STATED PROBLEM: Could you update the records from their start through the line containing "subfolder-item[interactable]: Instructions —", both ends included, by replacing "calendar-day" with "calendar-date" and leaving everything else unchanged?

Bounding box entries:
---+---
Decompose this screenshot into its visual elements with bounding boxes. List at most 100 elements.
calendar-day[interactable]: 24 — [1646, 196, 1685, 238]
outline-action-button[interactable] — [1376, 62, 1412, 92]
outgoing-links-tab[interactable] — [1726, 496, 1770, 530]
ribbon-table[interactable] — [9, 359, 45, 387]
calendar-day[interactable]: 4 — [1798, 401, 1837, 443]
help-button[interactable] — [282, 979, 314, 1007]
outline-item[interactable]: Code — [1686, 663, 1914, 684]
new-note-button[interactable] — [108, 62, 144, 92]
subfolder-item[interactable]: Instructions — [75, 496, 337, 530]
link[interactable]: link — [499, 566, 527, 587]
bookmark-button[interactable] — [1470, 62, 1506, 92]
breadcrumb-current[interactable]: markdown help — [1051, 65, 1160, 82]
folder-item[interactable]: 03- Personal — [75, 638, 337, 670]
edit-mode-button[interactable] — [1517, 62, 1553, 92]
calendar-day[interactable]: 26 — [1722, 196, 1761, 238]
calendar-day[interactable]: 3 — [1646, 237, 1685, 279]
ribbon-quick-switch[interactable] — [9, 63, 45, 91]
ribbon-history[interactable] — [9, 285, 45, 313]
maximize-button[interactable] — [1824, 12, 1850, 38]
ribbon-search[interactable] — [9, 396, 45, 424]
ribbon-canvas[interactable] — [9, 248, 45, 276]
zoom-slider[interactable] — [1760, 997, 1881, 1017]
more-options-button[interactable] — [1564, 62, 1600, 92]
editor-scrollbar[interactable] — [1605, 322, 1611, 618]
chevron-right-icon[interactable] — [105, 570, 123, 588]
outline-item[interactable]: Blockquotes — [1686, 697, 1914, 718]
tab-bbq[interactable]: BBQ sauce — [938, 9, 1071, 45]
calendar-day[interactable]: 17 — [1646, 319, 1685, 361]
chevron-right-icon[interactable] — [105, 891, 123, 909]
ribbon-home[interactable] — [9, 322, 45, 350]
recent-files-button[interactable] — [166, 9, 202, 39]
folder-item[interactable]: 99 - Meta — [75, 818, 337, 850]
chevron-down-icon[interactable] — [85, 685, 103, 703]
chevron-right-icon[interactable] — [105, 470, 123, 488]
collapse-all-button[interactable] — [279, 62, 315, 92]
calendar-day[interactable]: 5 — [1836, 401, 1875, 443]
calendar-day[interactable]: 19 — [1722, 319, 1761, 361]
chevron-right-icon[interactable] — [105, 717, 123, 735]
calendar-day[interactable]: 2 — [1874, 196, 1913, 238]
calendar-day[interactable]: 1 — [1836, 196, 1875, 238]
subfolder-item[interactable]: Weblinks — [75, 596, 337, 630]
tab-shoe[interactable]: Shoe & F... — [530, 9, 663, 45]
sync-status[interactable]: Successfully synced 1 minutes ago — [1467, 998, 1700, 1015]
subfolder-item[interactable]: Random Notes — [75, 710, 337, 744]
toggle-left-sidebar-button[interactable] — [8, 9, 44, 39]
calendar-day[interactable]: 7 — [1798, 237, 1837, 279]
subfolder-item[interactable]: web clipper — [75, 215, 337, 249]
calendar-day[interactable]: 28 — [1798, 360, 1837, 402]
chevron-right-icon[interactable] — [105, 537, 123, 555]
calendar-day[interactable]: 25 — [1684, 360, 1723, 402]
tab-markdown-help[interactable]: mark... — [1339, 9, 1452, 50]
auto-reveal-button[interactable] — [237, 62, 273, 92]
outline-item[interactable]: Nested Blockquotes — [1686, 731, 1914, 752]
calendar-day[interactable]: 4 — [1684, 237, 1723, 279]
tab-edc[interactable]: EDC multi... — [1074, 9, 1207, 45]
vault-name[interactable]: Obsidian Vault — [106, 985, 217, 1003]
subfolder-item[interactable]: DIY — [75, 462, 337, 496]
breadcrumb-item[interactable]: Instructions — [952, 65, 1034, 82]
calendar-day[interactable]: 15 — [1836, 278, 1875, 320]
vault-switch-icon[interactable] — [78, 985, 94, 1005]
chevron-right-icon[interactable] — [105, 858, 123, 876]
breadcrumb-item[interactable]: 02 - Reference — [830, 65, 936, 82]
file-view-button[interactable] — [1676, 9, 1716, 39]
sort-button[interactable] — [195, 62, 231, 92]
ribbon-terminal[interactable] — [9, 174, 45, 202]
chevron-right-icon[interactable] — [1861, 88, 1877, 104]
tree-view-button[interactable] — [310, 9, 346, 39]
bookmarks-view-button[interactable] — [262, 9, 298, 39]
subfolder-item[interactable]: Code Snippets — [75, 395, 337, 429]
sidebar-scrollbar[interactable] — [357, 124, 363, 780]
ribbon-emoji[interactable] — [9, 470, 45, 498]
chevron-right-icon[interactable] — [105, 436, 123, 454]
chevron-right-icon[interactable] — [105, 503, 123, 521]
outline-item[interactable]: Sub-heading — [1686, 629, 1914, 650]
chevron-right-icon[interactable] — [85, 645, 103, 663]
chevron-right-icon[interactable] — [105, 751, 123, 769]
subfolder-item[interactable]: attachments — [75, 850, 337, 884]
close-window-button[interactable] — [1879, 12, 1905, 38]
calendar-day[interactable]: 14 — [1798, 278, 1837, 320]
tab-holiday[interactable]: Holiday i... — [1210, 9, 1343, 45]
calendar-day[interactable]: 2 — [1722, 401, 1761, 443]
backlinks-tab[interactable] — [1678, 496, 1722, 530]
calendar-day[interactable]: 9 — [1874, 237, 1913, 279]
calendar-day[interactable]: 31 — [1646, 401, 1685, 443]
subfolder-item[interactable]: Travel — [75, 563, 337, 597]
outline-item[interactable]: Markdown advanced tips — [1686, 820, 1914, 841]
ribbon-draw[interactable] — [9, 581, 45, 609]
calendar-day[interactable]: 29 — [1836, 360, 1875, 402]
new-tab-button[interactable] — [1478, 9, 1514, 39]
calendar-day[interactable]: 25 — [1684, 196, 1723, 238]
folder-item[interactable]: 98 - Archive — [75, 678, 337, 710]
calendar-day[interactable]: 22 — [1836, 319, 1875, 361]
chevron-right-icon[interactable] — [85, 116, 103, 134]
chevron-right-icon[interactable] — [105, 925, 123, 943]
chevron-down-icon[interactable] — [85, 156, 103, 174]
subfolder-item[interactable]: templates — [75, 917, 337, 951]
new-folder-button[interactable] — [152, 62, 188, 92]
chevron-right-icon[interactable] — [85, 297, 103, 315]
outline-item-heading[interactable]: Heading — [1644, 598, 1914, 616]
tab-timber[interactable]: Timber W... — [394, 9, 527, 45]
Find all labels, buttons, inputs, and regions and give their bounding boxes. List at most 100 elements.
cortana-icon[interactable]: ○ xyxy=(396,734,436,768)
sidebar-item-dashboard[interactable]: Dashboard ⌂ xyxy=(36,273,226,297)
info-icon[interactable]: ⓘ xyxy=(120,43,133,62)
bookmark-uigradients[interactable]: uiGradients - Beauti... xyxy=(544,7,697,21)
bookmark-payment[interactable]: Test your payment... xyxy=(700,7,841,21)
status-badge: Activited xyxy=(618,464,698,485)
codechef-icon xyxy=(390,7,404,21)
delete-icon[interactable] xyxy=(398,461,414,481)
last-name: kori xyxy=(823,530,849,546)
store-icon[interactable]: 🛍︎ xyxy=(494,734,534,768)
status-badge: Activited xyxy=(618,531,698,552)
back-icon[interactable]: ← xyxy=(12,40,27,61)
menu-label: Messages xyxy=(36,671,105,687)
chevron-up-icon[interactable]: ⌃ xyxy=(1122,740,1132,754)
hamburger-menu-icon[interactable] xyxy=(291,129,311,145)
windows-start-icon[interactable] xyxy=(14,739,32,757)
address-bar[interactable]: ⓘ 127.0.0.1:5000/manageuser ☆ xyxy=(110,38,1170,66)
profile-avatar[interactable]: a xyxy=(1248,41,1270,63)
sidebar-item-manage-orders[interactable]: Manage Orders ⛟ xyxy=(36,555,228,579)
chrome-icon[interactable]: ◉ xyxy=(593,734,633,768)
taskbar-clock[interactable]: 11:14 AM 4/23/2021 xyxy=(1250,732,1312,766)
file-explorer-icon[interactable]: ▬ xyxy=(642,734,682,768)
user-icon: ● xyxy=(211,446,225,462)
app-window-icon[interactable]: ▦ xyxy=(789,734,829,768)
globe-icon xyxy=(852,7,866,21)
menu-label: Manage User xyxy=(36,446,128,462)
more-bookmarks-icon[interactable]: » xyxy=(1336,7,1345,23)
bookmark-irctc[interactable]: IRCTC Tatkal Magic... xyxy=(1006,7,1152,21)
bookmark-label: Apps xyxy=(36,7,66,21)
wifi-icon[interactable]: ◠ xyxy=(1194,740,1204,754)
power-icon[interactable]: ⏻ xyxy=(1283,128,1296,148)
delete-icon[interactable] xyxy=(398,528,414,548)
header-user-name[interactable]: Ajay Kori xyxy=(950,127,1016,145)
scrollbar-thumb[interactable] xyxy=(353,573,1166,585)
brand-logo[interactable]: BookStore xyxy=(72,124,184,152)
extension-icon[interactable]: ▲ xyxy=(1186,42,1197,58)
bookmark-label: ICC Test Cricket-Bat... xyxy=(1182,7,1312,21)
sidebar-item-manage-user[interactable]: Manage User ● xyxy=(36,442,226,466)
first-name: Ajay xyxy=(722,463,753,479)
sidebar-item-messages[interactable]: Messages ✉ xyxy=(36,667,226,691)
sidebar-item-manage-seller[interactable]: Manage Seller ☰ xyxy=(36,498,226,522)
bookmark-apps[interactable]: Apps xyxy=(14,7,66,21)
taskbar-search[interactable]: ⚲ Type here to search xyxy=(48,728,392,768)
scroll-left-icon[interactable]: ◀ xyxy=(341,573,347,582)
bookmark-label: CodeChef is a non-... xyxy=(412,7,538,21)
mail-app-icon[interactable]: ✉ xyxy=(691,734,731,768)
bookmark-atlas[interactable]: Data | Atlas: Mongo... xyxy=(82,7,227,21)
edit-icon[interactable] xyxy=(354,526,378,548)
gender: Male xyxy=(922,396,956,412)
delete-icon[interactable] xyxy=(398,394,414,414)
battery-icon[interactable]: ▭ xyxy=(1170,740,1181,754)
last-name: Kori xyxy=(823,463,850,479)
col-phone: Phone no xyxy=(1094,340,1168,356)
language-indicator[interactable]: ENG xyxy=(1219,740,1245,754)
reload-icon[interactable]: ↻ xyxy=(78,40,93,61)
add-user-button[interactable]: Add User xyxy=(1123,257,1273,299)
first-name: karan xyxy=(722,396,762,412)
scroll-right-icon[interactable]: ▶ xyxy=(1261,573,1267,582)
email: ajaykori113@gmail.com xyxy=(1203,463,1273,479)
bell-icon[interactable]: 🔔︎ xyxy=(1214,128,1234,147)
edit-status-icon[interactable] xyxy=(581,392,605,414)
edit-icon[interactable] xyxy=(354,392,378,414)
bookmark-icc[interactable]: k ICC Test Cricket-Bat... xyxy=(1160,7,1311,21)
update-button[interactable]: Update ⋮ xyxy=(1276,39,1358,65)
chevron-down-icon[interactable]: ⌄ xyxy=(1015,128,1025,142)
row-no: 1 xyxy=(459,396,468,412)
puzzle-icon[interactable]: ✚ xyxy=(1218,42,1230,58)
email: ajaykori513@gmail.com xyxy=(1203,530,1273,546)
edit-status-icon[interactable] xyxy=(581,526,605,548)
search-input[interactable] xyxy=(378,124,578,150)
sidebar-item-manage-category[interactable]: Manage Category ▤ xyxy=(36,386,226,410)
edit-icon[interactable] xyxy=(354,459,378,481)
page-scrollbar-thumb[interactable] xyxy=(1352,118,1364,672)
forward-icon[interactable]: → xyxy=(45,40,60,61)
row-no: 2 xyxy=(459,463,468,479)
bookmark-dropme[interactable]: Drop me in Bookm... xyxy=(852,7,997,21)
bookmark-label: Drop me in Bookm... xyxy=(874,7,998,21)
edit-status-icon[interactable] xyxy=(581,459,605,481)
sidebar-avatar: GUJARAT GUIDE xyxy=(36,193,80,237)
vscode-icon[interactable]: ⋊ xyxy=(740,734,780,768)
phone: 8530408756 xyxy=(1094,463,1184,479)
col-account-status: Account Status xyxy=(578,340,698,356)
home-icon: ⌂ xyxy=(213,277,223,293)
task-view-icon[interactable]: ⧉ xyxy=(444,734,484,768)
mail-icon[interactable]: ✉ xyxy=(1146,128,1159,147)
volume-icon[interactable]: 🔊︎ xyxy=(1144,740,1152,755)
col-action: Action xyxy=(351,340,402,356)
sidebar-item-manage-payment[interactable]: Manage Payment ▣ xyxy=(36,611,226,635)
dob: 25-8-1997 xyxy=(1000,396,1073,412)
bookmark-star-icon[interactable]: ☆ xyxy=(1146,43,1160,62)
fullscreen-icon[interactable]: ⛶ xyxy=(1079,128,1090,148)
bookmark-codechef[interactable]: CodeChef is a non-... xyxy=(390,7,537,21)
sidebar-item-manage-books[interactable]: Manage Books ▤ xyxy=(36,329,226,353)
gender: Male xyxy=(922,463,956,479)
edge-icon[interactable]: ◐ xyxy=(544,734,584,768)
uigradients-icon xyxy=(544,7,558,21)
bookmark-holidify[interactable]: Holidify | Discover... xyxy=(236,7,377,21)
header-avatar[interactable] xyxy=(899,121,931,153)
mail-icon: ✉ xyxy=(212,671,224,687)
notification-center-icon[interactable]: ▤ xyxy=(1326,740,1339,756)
---+---
ANSWER IN FULL:
Decompose this screenshot into its visual elements with bounding boxes. List at most 100 elements.
calendar-date[interactable]: 24 — [1646, 196, 1685, 238]
outline-action-button[interactable] — [1376, 62, 1412, 92]
outgoing-links-tab[interactable] — [1726, 496, 1770, 530]
ribbon-table[interactable] — [9, 359, 45, 387]
calendar-date[interactable]: 4 — [1798, 401, 1837, 443]
help-button[interactable] — [282, 979, 314, 1007]
outline-item[interactable]: Code — [1686, 663, 1914, 684]
new-note-button[interactable] — [108, 62, 144, 92]
subfolder-item[interactable]: Instructions — [75, 496, 337, 530]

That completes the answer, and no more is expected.